__WHAT TO WORK ON__
A. In the clinical trial listing, rewrite the stretch from "Primary Outcome Measures" through "will be presented.", swapping "randomization" for "enrollment".
B. Under RECIST 1.1 in the clinical trial listing, what absolute increase must the sum of target lesion diameters show, in addition to the 20% relative increase, to count as progressive disease?

__SELECTED EXCERPT__
Maximum Eligible Age:N/A
Minimum Eligible Age:18 Years
Eligible Gender:Female
Healthy Volunteers:No

Primary Outcome Measures

Measure:Progression-Free Survival (PFS) Per Response Evaluation Criteria in Solid Tumors Version 1.1 (RECIST 1.1) as Assessed by the Investigator
Time Frame:Up to approximately 6 years
Safety Issue:
Description:PFS is defined as the time from randomization to the first documented progressive disease (PD) per RECIST 1.1 based on Investigator assessment or death due to any cause, whichever occurs first. Per RECIST 1.1, PD is defined as ≥20% increase in the sum of diameters of target lesions. In addition to the relative increase of 20%, the sum must also demonstrate an absolute increase of ≥5 mm. Note: The appearance of one or more lesions and the unequivocal progression of non-target lesions is also considered PD. The PFS per RECIST 1.1 as assessed by the Investigator will be presented.

Dataset items
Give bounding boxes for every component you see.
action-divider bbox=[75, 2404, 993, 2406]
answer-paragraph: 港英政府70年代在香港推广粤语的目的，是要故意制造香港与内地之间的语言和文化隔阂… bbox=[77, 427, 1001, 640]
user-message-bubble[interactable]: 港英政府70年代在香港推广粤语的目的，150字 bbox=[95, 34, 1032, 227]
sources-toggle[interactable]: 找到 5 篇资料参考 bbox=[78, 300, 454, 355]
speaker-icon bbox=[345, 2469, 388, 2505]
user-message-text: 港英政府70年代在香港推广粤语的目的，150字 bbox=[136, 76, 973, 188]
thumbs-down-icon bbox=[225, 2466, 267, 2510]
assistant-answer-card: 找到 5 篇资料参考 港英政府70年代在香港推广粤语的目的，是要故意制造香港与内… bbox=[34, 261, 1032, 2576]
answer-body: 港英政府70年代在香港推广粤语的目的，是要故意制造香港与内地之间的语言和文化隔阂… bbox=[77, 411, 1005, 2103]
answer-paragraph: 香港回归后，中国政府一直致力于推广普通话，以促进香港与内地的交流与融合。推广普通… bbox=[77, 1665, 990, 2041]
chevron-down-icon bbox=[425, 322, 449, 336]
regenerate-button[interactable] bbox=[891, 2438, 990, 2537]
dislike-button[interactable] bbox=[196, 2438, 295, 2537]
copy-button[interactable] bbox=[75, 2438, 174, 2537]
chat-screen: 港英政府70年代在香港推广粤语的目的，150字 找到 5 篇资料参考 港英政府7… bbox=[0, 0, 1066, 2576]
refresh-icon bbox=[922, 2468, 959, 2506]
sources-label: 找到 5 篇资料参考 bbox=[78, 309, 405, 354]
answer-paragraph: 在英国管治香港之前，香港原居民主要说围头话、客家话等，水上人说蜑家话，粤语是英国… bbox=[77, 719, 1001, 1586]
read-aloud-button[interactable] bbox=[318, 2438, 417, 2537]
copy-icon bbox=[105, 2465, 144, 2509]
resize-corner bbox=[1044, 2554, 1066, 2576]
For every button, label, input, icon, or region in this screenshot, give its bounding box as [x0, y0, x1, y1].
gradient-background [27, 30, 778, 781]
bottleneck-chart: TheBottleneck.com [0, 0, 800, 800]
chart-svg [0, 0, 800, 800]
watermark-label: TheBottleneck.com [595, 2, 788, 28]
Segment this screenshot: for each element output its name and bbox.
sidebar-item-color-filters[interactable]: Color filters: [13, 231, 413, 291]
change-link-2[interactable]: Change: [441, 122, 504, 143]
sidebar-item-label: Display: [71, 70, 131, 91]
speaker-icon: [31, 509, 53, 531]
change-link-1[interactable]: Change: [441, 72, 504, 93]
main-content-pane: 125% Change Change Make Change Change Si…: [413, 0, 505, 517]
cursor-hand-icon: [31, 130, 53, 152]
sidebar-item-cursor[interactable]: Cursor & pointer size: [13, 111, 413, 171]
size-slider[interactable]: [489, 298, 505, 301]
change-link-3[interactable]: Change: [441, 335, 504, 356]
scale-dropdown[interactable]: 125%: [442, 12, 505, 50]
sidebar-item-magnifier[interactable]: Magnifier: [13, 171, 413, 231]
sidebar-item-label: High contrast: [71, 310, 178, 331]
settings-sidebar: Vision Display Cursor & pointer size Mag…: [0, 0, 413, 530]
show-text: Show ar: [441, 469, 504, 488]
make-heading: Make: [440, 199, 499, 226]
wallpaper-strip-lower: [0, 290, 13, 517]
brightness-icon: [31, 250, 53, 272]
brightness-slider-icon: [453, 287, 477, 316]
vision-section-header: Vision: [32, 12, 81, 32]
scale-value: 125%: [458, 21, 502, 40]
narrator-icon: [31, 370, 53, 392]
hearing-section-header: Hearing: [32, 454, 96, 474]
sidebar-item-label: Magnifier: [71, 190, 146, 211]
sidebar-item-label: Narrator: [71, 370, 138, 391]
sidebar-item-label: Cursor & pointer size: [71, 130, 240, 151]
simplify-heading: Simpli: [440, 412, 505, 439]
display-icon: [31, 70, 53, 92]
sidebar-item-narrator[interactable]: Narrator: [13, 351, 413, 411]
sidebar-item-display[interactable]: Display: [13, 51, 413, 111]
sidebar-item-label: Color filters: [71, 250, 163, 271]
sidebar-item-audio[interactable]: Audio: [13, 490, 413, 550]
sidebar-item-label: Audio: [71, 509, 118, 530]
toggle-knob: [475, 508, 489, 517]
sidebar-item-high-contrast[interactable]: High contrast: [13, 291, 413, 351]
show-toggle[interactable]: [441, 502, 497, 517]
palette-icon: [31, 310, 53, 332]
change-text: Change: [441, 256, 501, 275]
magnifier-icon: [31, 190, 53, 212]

__ANSWERS FOR THIS EXERCISE__
A.
Primary Outcome Measures

Measure:Progression-Free Survival (PFS) Per Response Evaluation Criteria in Solid Tumors Version 1.1 (RECIST 1.1) as Assessed by the Investigator
Time Frame:Up to approximately 6 years
Safety Issue:
Description:PFS is defined as the time from enrollment to the first documented progressive disease (PD) per RECIST 1.1 based on Investigator assessment or death due to any cause, whichever occurs first. Per RECIST 1.1, PD is defined as ≥20% increase in the sum of diameters of target lesions. In addition to the relative increase of 20%, the sum must also demonstrate an absolute increase of ≥5 mm. Note: The appearance of one or more lesions and the unequivocal progression of non-target lesions is also considered PD. The PFS per RECIST 1.1 as assessed by the Investigator will be presented.

B. An absolute increase of at least 5 mm.